WRITTEN INSTRUCTION =>
Please count the lines in the listing below where the word "title" appears. Give the number only.

(Excerpt from a dataset)

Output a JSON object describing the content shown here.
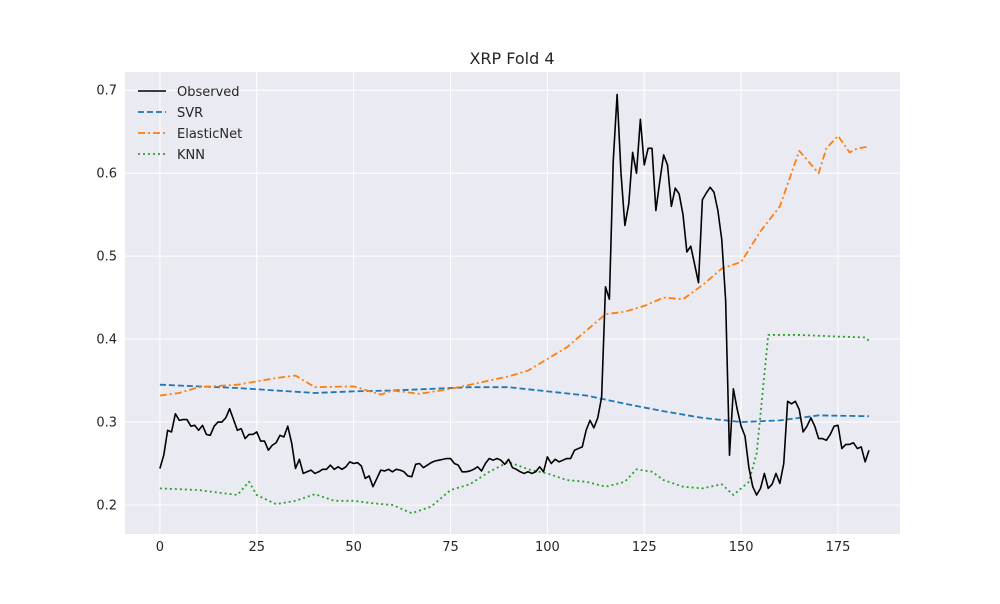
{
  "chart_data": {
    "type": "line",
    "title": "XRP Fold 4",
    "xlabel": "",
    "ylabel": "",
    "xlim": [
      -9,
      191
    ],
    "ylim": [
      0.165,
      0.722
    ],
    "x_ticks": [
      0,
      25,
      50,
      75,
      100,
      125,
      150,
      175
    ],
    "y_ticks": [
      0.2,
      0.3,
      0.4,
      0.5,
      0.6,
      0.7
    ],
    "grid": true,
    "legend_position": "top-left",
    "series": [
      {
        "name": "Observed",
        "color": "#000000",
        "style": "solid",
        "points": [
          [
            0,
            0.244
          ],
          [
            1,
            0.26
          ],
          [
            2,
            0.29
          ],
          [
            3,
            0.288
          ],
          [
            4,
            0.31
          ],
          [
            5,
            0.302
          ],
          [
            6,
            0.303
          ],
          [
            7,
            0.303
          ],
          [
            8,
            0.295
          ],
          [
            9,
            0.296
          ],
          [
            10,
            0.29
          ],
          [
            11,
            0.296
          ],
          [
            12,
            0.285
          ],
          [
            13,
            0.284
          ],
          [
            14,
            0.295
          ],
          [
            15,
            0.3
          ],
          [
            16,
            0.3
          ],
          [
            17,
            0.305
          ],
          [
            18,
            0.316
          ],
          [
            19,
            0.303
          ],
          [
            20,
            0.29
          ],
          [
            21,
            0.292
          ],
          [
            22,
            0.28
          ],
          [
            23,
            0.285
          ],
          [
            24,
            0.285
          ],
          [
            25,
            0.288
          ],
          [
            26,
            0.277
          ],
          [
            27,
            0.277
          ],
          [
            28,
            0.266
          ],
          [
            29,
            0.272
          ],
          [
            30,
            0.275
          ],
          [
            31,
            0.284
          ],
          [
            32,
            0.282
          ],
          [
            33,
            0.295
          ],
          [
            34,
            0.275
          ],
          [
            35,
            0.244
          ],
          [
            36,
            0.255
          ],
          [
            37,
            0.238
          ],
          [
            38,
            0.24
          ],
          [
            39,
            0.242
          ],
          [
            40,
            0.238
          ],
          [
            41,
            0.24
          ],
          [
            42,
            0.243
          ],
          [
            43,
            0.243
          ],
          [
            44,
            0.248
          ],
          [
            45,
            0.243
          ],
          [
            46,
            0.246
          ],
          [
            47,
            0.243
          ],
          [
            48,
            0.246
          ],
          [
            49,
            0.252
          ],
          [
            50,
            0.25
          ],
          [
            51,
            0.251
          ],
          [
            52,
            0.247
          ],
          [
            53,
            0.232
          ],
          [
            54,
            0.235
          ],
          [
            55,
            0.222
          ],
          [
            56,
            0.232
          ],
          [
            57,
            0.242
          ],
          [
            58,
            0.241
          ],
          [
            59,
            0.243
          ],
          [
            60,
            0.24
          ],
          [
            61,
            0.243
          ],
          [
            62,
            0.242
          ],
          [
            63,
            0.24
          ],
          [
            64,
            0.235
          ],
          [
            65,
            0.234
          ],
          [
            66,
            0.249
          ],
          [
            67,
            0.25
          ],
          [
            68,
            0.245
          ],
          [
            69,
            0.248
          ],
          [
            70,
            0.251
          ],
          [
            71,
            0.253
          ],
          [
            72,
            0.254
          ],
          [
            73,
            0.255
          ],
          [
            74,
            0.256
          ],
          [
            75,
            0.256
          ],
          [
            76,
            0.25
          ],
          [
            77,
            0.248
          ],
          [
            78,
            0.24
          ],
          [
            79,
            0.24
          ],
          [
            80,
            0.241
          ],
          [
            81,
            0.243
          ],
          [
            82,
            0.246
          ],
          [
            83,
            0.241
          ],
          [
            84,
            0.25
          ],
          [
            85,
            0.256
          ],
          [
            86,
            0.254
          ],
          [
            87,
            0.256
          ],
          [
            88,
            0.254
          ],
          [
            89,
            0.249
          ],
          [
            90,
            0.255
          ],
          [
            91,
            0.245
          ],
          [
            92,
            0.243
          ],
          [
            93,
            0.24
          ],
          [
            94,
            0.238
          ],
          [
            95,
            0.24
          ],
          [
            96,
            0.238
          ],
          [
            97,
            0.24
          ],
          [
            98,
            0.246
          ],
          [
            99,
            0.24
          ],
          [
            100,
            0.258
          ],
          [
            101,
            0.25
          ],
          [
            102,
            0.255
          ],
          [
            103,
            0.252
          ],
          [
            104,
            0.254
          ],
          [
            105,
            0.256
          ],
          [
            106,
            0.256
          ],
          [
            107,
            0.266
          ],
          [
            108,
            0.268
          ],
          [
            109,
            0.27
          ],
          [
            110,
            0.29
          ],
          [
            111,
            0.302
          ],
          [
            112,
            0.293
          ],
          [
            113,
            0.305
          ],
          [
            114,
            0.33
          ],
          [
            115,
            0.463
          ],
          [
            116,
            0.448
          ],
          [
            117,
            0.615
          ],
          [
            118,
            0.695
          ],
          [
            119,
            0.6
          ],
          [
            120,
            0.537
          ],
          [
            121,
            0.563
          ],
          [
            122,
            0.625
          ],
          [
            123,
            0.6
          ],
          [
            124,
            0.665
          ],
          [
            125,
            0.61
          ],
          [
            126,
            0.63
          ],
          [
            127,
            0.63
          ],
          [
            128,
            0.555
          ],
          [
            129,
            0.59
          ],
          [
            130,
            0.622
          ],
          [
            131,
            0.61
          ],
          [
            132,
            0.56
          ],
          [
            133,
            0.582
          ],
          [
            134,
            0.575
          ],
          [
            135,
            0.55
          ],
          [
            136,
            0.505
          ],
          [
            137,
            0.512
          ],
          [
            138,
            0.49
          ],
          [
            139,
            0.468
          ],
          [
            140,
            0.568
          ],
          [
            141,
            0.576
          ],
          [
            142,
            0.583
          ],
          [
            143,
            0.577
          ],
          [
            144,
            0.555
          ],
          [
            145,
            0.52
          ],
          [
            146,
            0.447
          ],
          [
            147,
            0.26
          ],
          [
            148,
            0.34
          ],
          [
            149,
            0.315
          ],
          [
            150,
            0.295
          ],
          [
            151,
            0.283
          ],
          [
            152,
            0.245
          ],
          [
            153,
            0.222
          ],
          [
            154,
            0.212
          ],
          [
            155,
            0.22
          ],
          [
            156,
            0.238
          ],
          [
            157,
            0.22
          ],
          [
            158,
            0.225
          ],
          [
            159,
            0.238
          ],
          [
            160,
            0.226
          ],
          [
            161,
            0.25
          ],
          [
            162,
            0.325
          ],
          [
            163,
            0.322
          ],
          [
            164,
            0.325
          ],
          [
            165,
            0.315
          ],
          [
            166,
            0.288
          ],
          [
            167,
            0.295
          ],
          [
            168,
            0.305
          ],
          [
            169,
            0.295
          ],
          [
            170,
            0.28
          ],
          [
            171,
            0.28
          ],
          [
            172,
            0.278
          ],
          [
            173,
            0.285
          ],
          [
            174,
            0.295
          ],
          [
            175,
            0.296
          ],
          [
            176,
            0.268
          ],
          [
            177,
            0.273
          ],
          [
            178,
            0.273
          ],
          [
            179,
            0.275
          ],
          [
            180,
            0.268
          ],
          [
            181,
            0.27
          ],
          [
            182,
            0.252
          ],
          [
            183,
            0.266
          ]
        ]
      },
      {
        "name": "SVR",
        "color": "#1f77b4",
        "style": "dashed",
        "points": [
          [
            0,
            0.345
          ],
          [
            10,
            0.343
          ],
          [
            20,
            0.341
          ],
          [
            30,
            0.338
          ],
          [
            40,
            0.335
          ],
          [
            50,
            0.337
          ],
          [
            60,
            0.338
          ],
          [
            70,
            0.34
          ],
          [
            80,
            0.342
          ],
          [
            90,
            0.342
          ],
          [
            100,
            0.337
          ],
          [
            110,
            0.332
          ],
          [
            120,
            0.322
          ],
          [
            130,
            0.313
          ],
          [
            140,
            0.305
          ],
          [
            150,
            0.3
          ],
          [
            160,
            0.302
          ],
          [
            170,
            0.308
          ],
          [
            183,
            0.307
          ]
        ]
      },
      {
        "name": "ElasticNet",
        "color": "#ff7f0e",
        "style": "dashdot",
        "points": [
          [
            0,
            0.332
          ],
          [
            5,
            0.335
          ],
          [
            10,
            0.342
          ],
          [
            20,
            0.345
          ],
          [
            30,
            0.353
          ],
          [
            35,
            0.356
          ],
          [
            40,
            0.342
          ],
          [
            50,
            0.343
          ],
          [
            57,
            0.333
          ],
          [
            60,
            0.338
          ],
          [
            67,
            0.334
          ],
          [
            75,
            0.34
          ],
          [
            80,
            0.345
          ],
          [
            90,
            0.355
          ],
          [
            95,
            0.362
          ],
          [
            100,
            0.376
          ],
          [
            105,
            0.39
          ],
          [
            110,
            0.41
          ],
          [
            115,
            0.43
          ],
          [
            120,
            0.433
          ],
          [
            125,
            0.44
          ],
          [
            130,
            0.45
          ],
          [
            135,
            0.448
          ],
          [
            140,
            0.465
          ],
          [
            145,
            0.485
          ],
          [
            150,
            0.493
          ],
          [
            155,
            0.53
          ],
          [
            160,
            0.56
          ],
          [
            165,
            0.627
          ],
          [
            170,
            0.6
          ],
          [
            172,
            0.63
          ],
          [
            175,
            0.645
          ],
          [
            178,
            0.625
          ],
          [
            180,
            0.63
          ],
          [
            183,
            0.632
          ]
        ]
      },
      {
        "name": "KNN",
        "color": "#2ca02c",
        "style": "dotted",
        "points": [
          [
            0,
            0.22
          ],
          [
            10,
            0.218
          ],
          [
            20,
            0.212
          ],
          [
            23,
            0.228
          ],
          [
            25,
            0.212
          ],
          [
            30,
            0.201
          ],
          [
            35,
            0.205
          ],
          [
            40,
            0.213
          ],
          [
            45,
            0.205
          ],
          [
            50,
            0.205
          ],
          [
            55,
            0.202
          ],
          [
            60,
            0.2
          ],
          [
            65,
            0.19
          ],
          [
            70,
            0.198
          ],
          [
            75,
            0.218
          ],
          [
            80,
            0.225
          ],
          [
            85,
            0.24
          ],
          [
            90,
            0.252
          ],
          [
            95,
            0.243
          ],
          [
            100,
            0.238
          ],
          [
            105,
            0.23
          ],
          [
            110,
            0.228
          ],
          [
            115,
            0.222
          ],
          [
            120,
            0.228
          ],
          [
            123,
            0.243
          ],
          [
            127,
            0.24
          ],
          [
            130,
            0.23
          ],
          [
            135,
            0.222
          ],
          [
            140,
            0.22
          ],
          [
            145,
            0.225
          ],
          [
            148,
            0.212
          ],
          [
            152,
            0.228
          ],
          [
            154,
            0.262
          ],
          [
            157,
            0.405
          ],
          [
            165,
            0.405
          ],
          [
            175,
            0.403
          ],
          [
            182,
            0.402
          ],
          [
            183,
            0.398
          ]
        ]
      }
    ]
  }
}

---

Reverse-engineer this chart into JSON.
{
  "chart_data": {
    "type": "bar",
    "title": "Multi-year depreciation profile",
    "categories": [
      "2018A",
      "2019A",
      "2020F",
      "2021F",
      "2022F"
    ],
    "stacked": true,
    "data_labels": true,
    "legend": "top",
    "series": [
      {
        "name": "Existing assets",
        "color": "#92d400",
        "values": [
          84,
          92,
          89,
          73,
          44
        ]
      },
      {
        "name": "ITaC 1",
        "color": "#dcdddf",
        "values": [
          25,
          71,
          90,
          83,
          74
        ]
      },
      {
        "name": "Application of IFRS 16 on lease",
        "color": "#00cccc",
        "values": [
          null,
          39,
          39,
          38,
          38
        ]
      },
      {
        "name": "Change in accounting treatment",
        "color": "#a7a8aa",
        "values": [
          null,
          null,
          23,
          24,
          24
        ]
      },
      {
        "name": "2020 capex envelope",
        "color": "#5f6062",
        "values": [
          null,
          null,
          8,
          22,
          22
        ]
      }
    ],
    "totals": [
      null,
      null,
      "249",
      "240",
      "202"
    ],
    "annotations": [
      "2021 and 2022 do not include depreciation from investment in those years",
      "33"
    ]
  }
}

COMPLETED TASK =>
2